§ YOUR TASK:
Wherever "Owner" appears in a line, list that line.

(Stored dataset items)
* Start *
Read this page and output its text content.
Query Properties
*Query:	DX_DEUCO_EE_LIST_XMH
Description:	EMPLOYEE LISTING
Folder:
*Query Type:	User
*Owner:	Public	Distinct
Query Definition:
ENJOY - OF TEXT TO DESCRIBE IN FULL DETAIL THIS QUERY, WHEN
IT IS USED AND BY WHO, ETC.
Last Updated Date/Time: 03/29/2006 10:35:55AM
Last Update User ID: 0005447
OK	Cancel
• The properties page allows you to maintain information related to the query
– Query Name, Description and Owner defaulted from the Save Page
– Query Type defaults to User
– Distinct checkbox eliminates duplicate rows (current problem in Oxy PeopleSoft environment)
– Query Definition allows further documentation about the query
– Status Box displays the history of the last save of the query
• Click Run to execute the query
* End *
* Start *
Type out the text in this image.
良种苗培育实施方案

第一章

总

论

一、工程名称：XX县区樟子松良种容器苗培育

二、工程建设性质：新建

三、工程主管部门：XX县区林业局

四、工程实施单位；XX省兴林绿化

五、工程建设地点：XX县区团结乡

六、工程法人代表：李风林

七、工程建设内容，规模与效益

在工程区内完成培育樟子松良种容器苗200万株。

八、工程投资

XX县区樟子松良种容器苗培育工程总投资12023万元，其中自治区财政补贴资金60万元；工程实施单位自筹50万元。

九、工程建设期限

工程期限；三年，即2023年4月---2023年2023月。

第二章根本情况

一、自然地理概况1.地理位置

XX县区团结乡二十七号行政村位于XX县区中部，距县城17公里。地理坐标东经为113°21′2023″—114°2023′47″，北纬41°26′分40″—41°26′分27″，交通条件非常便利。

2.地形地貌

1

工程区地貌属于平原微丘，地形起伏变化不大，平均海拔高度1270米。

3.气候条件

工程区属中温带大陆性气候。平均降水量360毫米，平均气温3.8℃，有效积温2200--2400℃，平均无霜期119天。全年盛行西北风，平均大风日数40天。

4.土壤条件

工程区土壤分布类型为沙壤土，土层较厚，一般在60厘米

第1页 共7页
* End *
§ ANSWER BELOW:
*Owner:	Public	Distinct
– Query Name, Description and Owner defaulted from the Save Page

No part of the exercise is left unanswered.